> [REQUIREMENT]
Reproduce verbatim the material from its first line through the line that contains "- star-filled-icon: [817, 195, 831, 209]", including both of those lines.

> [THE RECORDS]
§

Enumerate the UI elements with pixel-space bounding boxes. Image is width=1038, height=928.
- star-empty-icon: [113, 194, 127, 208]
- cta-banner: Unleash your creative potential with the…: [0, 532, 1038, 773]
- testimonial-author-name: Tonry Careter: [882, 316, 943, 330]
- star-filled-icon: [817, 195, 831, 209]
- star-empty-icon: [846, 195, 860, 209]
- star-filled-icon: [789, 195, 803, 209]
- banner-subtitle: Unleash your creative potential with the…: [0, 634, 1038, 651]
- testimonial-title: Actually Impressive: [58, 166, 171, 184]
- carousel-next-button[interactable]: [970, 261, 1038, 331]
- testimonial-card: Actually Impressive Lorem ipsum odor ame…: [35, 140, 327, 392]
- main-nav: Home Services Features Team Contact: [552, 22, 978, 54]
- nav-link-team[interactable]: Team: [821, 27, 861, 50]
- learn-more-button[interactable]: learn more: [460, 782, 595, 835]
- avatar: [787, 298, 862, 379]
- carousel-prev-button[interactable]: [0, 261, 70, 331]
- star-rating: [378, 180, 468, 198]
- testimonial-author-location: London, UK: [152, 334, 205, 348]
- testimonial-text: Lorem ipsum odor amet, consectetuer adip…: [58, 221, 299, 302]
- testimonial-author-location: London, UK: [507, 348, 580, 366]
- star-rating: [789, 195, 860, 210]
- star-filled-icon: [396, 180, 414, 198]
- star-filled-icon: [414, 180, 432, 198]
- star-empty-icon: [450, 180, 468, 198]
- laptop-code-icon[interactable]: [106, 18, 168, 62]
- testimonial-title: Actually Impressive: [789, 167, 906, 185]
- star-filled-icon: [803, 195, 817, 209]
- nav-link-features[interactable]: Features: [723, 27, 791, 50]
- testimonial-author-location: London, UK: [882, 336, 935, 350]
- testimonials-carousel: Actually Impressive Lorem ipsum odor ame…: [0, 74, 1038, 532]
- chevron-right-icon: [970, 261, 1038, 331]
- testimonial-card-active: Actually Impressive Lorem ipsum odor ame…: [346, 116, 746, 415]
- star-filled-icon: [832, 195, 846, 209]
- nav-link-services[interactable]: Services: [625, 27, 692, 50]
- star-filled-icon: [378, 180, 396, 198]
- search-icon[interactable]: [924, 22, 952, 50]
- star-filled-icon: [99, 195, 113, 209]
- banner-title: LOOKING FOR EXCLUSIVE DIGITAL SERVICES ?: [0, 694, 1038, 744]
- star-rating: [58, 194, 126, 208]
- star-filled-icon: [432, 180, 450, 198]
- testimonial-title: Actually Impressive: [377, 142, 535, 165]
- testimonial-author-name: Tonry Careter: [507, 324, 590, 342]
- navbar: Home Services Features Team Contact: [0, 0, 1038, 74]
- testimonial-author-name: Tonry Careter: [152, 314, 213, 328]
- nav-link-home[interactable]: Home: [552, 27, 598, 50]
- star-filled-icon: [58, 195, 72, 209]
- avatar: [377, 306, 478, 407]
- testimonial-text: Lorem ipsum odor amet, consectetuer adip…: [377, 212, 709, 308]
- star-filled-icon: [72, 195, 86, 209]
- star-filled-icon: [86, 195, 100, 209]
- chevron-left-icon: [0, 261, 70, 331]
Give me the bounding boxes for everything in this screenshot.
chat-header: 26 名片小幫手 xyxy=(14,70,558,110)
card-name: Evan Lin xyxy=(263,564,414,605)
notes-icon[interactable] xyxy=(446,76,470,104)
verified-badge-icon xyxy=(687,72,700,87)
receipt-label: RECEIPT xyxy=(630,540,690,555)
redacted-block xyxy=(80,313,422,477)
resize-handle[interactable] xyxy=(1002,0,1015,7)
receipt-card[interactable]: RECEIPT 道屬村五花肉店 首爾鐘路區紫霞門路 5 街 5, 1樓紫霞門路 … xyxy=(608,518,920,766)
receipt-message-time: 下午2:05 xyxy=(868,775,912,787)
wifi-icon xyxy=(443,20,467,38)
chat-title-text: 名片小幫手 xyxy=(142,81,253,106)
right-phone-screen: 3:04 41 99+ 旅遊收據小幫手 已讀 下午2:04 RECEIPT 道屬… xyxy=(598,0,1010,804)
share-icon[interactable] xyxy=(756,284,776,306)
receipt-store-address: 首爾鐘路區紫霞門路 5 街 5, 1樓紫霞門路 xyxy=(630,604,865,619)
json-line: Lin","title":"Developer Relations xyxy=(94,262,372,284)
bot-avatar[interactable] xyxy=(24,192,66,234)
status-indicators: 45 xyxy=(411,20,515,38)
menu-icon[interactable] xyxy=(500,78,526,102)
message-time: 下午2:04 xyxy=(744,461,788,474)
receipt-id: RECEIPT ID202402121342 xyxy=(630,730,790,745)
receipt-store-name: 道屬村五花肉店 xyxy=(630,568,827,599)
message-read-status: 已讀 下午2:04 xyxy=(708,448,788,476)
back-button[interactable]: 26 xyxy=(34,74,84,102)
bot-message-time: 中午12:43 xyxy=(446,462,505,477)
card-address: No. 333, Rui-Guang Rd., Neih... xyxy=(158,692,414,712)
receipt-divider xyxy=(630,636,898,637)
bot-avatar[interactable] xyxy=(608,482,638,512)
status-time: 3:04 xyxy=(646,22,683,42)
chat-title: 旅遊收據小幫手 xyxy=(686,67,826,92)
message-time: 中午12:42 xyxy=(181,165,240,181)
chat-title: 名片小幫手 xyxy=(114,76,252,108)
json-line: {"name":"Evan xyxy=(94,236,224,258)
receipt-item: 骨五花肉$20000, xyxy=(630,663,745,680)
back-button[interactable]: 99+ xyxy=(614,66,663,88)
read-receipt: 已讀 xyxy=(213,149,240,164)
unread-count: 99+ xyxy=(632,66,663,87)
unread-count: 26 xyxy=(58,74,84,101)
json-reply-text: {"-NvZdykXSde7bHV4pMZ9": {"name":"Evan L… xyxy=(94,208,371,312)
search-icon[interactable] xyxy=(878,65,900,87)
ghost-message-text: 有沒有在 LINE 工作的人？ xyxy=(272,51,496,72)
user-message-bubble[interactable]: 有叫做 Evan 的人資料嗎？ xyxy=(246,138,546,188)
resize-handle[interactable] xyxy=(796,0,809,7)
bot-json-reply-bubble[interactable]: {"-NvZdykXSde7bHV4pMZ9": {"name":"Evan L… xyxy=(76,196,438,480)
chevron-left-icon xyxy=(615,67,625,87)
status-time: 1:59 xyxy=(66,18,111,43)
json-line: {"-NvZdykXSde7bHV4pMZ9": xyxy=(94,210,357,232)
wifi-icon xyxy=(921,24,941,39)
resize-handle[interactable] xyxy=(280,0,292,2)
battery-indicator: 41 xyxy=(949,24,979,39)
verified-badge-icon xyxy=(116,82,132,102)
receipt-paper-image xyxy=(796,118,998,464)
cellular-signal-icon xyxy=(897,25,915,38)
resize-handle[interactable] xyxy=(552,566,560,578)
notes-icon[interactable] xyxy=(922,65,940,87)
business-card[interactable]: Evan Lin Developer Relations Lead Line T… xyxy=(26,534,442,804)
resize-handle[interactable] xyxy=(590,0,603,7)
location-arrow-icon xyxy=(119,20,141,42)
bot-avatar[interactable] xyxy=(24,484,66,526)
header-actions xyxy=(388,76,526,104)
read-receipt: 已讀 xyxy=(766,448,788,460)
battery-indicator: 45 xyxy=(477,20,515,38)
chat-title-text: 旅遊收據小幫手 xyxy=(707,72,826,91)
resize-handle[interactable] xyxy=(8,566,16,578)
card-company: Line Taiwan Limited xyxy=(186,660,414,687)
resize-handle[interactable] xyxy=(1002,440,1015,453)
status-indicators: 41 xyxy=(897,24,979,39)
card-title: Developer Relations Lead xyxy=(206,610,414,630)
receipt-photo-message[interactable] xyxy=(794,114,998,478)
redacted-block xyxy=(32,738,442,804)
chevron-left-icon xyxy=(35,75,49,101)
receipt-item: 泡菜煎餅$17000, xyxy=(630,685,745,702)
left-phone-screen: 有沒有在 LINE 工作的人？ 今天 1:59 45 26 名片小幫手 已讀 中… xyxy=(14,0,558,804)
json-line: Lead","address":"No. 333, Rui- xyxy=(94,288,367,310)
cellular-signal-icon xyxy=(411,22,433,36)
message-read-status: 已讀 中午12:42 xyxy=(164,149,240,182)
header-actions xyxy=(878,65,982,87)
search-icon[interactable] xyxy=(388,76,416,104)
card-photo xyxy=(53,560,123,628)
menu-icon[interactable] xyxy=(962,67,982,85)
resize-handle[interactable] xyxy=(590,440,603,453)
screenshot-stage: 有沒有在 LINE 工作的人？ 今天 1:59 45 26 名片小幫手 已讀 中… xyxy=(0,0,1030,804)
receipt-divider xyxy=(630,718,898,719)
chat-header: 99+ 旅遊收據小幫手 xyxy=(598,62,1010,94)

§

> [REPLY TO THE EXERCISE]
Enumerate the UI elements with pixel-space bounding boxes. Image is width=1038, height=928.
- star-empty-icon: [113, 194, 127, 208]
- cta-banner: Unleash your creative potential with the…: [0, 532, 1038, 773]
- testimonial-author-name: Tonry Careter: [882, 316, 943, 330]
- star-filled-icon: [817, 195, 831, 209]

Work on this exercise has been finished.